### Directives
a – In the article on Austria's coalition, what post will Michael Spindelegger take in the new government?
b – Rewrite the stretch of the article on Austria's coalition from "There was very" through "new finance minister.", replacing "foreign minister" with "minister of foreign affairs".
* start Quoted passage *
Austria, which has an even stronger tradition of cozy coalition politics between the center-left and the center right, will continue to a coalition that’s comprised of its main center-left party, the Sozialdemokratische Partei Österreichs (SPÖ, Social Democratic Party of Austria) and its main center-right party, the Österreichische Volkspartei (ÖVP, Austrian People’s Party).

There was very little unexpected news about the coalition deal, which will continue the broadly centrist course of center-left chancellor Werner Faymann’s government.

But the decision to elevate the hunky 27-year-old Sebastian Kurz as Austria’s new foreign minister was something of a shock.  Michael Spindelegger, the ÖVP leader and deputy chancellor, who previously served as foreign minister between 2008 and 2013, will become the government’s new finance minister.

The decision leaves Kurz (pictured above) as one of the world’s youngest political leaders in such a high policymaking role.

So who is this whiz kid?  Kurz became involved in politics at age 10, and by 2009, he was the leader of the youth wing of the Austrian People’s Party.  In 2010, he was elected to the city council of his native Vienna, running under the slogan, ‘Schwarz macht geil‘ (‘Black is cool,’ referring to the color most associated with the People’s Party) in a campaign Hummer that quickly gained the nickname as the ‘Geilomobil‘ (which translates roughly to ‘Horny-mobile’), befitting Kurz’s growing reputation as somewhat of a party animal.  Before you judge him too harshly, however, remember that it was part of a wider push to make the ÖVP more attractive to young voters. And just four months ago, two competing leaders of the Austrian far right both posed shirtless in public.

But by 2011 he was already serving as state secretary for integration, where he impressed skeptics by working to ease the path for the growing number of immigrants to Austria, including through the institution of an extra year of pre-school for immigrant children to learn German.  He helped spearhead a new immigration law in May of this year that clears a path to citizenship for some immigrants within six years.

It was a controversial move on Spindelegger’s part, but it paid off, and Kurz was elected to the Nationalrat (National Council), the chief house of the Austrian parliament, in the September 29 parliamentary elections with a higher number of votes than any other candidate. 

His approach contrasts with that of the more xenophobic approach to immigration of Austria’s far right.  In  September, the Social Democrats won 27.1% and the Austrian People’s Party won 23.8%, but the anti-immigrant, anti-EU Freiheitliche Partei Österreichs (FPÖ, the Freedom Party of Austria) won 21.4%, a strong third-place finish.  But a Dec. 12 Hajek poll showed that if the elections were held over today, the Freedom Party would emerge as the leading party with 26%, followed by the Social Democrats with 23% and the Austrian People’s Party at 20%.  A new free-market libertarian partyDas Neue Österreich (NEOS, The New Austria), which entered the National Council for the first time in September’s elections, would win 11%.
* end Quoted passage *
* start Data provided *
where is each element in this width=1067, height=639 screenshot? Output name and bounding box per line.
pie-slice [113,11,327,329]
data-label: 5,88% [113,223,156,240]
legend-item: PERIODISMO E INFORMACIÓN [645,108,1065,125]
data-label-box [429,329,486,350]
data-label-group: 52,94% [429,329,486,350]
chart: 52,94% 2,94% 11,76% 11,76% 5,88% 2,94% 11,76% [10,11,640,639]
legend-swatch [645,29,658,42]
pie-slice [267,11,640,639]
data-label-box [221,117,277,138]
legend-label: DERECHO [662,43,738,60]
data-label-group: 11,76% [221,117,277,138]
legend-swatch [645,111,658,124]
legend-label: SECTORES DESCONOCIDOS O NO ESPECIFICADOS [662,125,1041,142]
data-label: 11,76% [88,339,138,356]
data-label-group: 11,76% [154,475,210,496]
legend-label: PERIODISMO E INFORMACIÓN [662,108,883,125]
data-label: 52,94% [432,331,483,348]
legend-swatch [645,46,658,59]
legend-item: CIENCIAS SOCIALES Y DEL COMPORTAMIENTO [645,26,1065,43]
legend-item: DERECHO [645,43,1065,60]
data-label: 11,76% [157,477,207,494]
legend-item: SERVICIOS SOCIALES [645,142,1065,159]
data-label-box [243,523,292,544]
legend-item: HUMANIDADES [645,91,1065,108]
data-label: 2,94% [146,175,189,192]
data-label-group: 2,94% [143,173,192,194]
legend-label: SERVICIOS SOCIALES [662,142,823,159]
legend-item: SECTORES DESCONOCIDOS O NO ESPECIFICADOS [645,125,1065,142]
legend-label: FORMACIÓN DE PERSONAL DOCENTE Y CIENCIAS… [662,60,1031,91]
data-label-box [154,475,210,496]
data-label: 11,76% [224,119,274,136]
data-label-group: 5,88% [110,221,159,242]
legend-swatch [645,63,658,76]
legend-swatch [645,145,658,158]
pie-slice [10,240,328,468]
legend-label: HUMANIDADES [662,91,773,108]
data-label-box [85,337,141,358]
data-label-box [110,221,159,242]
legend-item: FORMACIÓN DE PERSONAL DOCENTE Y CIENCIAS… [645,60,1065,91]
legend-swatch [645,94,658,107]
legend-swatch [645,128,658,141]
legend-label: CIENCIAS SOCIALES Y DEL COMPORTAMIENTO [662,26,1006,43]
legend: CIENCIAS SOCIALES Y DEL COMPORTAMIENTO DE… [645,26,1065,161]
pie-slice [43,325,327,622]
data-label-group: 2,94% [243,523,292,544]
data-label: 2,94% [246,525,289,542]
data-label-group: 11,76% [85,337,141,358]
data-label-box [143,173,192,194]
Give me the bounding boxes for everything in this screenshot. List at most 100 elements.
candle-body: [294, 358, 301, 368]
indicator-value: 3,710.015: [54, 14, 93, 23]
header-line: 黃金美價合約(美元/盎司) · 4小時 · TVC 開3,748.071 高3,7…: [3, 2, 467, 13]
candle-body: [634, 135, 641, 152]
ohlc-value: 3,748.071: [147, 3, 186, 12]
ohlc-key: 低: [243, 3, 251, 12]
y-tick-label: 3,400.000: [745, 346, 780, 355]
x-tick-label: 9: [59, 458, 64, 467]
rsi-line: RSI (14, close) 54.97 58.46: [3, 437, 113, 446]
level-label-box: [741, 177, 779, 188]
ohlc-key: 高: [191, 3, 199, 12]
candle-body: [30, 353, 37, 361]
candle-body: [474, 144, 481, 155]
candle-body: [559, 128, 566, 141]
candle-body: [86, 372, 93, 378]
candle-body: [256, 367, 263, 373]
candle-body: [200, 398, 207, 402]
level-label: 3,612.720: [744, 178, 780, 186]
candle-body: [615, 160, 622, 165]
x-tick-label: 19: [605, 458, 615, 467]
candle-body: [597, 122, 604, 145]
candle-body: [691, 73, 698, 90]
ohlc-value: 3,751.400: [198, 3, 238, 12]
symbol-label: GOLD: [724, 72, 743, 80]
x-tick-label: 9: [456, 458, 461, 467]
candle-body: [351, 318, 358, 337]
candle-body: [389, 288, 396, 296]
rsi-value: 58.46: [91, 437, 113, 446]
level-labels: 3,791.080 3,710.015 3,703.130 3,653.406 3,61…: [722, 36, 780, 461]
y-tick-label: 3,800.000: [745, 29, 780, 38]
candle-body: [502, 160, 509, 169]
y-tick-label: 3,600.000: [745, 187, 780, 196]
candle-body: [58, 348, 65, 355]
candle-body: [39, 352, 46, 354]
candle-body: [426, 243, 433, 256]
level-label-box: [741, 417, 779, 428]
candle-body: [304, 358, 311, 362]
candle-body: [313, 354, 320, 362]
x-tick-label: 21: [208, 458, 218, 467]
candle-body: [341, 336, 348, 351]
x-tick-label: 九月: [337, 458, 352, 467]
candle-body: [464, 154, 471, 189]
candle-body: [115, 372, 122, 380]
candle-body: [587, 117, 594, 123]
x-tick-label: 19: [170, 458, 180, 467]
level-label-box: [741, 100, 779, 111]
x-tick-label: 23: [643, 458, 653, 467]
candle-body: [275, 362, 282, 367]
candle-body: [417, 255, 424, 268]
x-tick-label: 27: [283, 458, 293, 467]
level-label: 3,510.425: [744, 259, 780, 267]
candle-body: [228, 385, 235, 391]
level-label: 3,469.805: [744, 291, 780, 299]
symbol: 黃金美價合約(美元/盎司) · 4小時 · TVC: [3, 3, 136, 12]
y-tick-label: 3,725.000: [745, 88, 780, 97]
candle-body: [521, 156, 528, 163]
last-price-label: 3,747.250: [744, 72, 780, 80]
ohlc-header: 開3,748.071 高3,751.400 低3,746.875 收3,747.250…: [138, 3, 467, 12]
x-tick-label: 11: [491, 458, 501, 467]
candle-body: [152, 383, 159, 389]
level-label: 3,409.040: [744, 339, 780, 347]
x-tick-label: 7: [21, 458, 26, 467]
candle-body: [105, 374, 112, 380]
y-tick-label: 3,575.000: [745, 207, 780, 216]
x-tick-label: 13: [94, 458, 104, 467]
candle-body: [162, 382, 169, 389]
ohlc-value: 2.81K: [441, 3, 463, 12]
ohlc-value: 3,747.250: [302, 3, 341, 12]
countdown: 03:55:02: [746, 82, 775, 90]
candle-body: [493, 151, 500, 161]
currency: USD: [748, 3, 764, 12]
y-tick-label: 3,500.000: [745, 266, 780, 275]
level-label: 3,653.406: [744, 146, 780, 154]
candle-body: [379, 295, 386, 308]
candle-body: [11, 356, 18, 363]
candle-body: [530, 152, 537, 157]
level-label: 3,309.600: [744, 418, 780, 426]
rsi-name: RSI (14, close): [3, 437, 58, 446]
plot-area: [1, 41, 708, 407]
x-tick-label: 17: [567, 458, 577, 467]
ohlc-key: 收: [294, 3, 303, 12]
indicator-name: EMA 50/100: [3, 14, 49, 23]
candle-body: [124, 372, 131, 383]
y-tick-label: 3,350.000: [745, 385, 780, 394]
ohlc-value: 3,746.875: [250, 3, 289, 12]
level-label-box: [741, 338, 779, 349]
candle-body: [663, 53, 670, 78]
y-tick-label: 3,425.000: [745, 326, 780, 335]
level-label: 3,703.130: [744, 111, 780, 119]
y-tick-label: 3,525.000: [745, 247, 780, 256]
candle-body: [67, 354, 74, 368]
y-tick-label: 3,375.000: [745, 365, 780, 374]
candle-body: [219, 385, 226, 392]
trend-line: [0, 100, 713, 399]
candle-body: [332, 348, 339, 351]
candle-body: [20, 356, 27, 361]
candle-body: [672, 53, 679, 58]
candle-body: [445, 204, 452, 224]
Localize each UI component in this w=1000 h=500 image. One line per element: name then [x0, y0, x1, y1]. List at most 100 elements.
* end Data provided *
* start Data provided *
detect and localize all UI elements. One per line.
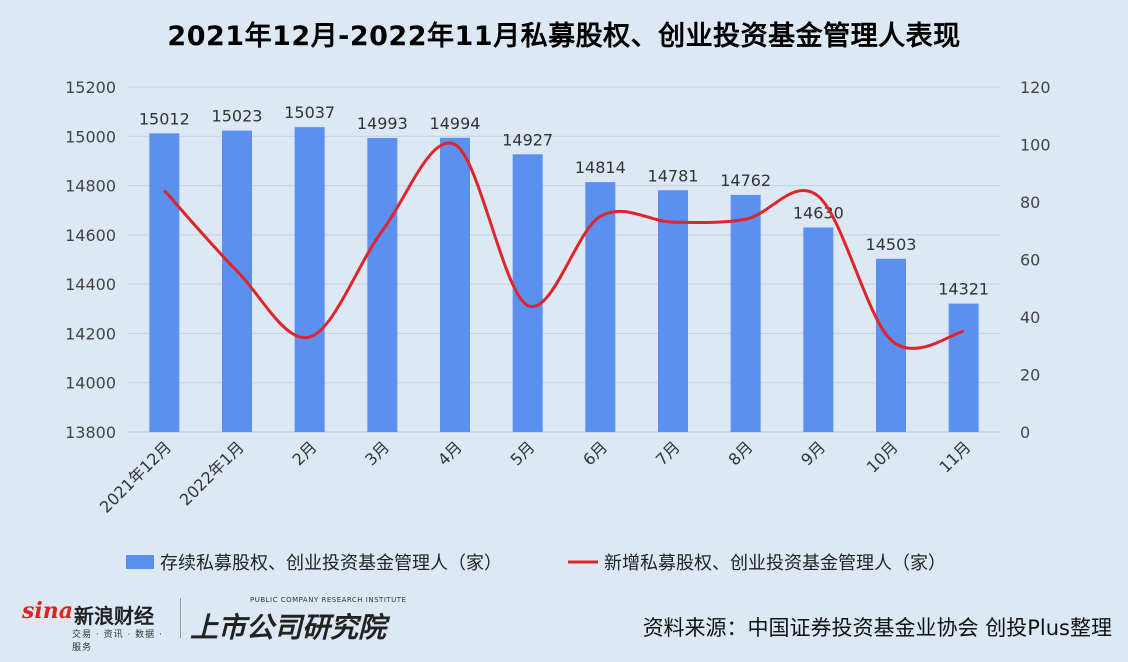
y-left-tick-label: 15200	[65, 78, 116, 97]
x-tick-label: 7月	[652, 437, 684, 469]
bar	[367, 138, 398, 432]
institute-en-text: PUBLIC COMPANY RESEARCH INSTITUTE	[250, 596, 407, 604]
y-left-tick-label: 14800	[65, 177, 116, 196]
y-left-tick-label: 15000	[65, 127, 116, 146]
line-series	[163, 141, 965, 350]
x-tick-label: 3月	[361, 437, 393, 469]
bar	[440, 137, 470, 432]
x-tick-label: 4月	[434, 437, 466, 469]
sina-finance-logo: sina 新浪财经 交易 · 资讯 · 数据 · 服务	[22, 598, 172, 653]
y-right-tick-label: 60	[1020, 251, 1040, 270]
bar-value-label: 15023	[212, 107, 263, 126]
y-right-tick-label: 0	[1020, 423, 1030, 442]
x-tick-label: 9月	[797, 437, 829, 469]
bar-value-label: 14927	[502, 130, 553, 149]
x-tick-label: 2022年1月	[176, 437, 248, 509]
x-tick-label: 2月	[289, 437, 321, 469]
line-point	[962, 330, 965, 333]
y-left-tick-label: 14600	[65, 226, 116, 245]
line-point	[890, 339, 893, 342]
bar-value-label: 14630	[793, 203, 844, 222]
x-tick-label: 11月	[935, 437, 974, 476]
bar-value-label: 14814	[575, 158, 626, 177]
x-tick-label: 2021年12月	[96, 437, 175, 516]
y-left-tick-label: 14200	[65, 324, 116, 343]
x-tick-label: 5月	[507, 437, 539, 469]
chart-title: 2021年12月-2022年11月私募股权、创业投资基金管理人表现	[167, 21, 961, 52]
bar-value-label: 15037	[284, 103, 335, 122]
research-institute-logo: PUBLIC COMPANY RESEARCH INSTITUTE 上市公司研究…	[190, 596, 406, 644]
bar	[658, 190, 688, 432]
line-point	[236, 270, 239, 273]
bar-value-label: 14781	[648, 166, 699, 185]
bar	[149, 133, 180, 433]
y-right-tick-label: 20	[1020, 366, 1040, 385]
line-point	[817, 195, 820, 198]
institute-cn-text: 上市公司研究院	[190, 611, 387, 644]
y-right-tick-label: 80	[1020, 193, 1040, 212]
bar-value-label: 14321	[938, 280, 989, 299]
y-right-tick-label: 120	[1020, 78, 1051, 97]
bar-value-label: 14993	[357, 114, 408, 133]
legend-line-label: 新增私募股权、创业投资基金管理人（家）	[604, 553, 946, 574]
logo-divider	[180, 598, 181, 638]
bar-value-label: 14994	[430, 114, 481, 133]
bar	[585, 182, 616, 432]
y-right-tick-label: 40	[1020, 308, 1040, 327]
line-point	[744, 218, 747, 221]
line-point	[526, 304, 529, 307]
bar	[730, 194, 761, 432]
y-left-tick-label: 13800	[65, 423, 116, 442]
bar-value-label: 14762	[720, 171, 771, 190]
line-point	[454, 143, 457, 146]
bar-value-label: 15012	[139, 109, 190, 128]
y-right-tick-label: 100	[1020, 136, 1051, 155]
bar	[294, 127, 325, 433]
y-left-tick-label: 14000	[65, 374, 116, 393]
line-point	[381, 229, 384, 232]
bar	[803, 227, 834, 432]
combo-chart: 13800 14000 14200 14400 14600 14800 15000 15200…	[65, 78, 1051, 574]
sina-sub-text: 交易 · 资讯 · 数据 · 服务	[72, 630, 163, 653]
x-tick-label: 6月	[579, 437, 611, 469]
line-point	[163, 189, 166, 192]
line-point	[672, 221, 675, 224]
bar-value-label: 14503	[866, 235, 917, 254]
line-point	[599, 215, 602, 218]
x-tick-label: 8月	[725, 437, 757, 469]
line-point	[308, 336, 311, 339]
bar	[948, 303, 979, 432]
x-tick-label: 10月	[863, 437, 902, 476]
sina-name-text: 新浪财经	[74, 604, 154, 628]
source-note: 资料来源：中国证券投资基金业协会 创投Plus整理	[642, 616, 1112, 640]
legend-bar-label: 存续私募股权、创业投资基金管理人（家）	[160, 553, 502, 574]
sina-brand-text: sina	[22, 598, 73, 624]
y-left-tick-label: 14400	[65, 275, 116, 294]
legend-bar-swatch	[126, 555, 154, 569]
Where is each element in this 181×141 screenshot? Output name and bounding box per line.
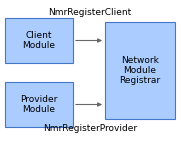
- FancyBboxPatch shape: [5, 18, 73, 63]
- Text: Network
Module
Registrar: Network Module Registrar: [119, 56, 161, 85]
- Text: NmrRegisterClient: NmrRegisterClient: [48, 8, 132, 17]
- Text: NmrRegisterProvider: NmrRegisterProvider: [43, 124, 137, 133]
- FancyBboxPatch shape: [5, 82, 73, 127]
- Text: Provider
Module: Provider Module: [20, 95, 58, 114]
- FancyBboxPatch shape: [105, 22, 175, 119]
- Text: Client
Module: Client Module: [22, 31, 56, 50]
* end Data provided *
### Solutions to the problems
a – He will become finance minister.

b –
There was very little unexpected news about the coalition deal, which will continue the broadly centrist course of center-left chancellor Werner Faymann’s government.

But the decision to elevate the hunky 27-year-old Sebastian Kurz as Austria’s new minister of foreign affairs was something of a shock.  Michael Spindelegger, the ÖVP leader and deputy chancellor, who previously served as minister of foreign affairs between 2008 and 2013, will become the government’s new finance minister.